What you have to do |
Locate the word "example" in the data below, then copy every line that holds it.

[START]

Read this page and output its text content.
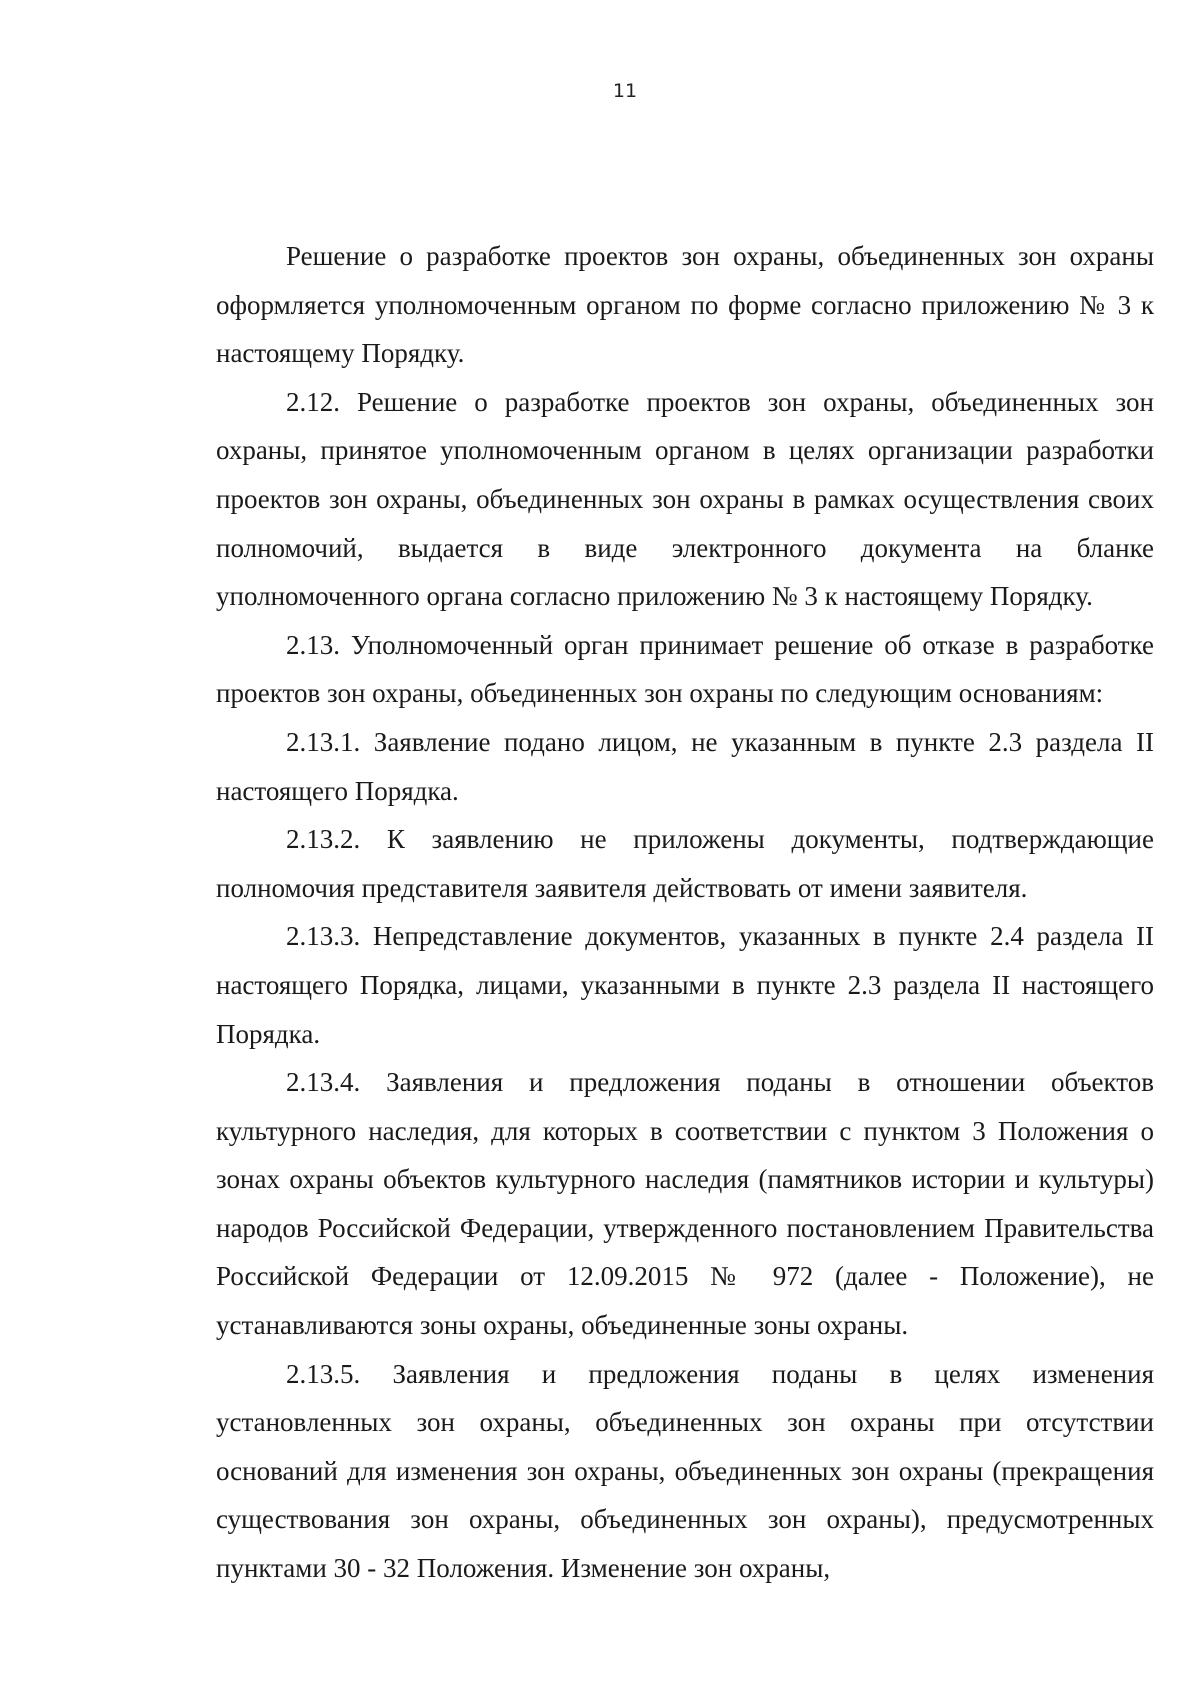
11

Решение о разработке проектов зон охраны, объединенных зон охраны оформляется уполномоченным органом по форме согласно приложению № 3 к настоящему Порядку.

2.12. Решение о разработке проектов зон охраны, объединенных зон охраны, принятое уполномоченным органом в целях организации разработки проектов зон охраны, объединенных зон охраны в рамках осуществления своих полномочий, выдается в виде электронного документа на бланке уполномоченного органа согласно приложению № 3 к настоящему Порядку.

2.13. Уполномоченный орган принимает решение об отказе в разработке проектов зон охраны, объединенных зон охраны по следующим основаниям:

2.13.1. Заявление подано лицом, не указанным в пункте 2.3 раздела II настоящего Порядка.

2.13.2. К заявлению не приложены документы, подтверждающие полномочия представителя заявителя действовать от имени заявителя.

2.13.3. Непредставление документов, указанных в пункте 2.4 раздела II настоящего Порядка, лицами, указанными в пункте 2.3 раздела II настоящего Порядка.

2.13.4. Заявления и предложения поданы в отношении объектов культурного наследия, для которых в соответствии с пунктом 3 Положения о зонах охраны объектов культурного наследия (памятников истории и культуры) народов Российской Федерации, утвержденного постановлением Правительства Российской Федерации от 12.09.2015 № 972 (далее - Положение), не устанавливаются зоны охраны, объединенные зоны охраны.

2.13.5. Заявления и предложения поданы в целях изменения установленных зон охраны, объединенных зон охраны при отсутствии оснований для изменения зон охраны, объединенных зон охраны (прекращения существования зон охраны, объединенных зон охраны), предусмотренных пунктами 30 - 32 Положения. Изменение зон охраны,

[END]
[START]

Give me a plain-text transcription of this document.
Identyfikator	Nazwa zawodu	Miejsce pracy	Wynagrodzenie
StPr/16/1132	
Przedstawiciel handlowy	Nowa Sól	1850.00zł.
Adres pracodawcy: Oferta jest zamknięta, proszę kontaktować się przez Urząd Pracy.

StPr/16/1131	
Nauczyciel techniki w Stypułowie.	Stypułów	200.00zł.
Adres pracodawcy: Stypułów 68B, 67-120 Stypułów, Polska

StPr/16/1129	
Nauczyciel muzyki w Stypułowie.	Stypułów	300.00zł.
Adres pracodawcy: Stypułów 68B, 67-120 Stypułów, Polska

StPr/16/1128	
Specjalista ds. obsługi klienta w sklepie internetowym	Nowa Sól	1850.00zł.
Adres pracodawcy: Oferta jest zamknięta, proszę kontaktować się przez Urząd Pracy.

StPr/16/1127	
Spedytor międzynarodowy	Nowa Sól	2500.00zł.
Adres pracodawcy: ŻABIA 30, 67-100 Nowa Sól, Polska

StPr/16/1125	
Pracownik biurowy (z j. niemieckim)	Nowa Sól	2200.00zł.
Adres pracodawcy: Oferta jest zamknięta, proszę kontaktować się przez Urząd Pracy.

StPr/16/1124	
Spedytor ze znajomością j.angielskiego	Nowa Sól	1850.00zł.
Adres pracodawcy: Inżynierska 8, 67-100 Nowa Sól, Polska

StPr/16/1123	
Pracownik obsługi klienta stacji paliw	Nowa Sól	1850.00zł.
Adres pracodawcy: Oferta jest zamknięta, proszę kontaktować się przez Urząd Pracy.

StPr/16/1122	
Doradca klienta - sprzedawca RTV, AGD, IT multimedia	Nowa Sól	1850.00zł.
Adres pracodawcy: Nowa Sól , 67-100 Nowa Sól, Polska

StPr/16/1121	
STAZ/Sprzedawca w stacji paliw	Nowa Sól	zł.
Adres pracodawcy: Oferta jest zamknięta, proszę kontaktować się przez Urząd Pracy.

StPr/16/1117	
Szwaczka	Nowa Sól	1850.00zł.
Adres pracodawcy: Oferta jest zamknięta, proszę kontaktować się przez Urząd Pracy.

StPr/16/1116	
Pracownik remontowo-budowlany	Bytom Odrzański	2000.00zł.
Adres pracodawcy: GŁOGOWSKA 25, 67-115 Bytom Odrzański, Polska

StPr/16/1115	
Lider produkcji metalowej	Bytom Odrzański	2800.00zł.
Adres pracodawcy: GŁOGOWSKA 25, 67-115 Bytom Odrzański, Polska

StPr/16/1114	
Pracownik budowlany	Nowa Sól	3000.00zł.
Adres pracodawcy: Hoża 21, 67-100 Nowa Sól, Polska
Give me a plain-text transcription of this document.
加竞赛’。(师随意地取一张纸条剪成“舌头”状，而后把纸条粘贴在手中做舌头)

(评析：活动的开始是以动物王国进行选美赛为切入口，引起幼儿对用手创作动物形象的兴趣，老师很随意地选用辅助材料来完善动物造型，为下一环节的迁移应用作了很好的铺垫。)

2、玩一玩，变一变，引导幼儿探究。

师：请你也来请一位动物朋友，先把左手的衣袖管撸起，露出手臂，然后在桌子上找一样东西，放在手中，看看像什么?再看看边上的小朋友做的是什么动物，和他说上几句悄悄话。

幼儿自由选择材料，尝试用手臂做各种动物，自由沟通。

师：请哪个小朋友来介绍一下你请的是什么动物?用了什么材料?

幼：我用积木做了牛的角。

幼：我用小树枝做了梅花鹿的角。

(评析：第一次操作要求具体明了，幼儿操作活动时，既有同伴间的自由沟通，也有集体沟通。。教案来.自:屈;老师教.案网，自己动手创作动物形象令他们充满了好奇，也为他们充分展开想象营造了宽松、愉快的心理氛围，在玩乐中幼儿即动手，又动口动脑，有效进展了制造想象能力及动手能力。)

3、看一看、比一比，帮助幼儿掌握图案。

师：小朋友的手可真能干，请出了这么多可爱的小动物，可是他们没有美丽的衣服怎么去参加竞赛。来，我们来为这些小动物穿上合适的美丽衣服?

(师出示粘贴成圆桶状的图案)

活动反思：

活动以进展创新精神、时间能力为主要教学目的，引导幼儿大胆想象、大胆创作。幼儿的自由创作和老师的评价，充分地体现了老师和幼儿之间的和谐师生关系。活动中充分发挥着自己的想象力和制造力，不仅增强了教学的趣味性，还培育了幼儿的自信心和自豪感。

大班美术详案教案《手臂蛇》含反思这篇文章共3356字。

[END]
[START]

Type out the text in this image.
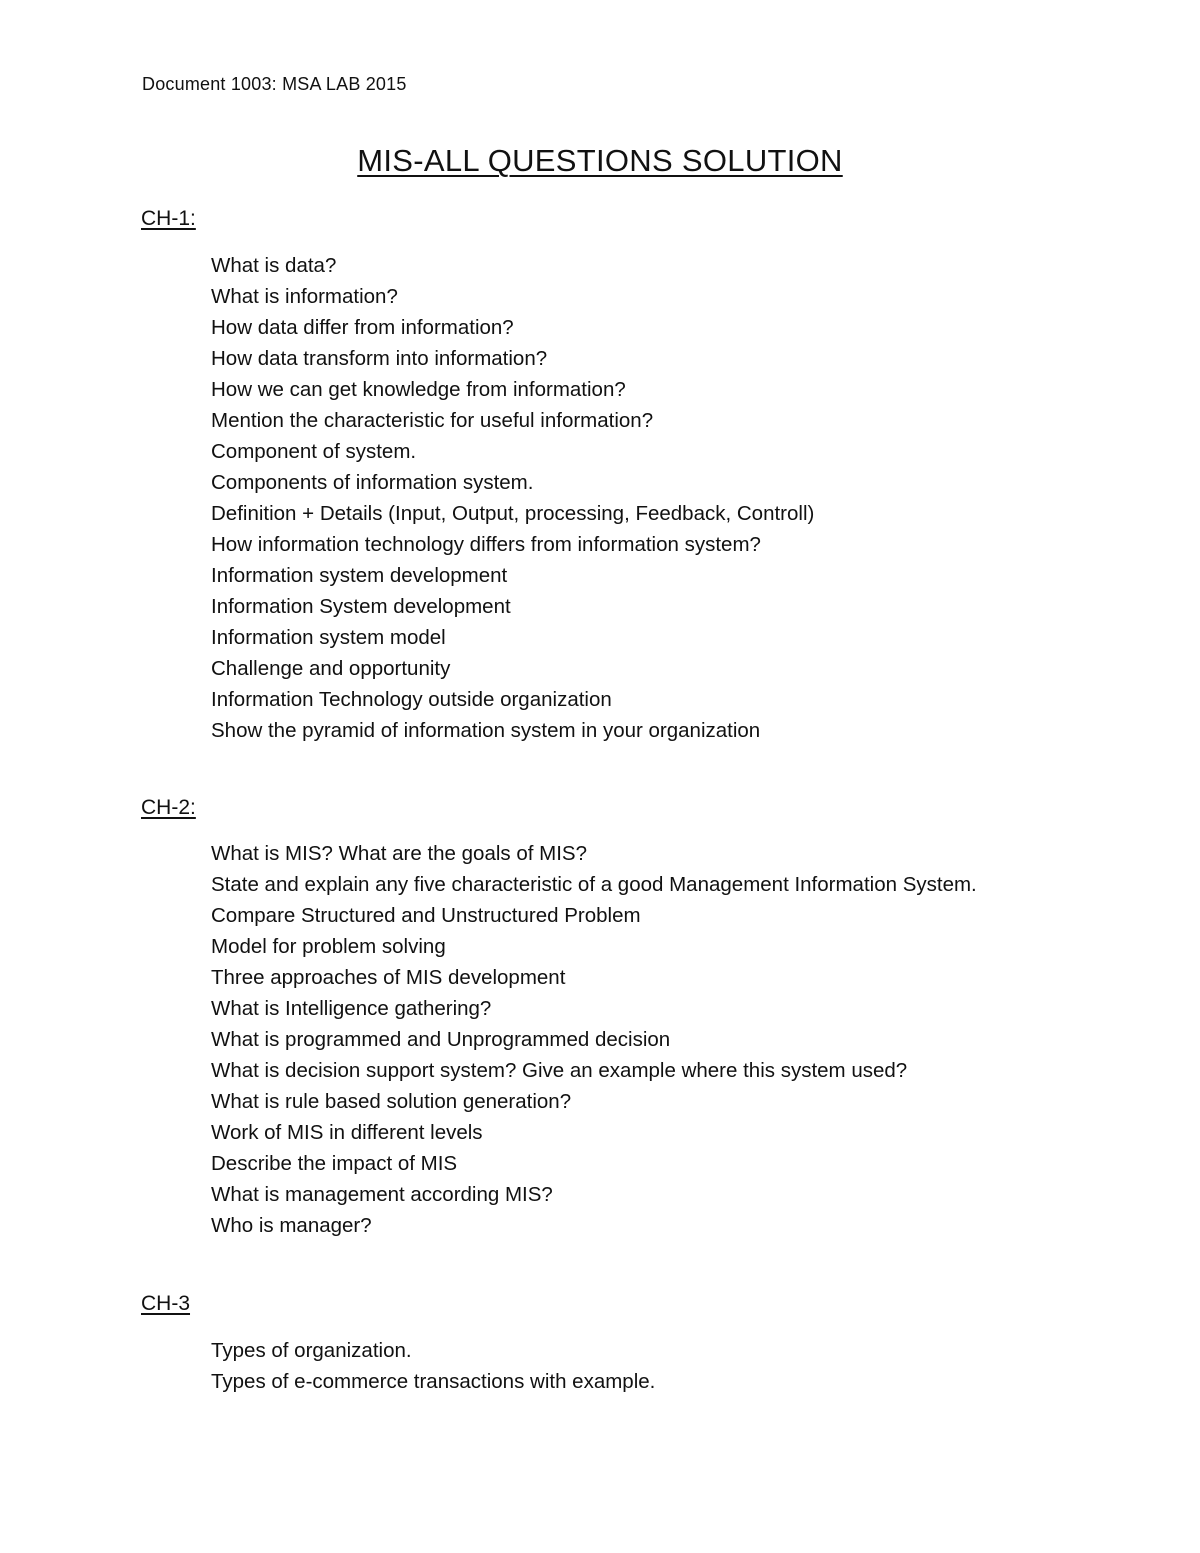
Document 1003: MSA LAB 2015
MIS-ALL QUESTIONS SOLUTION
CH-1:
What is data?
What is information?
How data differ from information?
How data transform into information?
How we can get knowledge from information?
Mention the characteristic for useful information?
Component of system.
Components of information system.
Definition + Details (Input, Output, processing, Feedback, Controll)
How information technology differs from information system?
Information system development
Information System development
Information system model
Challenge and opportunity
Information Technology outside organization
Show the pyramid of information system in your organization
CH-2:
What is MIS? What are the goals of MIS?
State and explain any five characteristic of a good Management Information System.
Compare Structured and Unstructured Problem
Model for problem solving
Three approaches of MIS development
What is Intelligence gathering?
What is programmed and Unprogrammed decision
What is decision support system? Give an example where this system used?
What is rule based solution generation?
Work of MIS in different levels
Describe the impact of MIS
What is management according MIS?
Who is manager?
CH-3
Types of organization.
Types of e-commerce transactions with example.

[END]

Full solution |
What is decision support system? Give an example where this system used?
Types of e-commerce transactions with example.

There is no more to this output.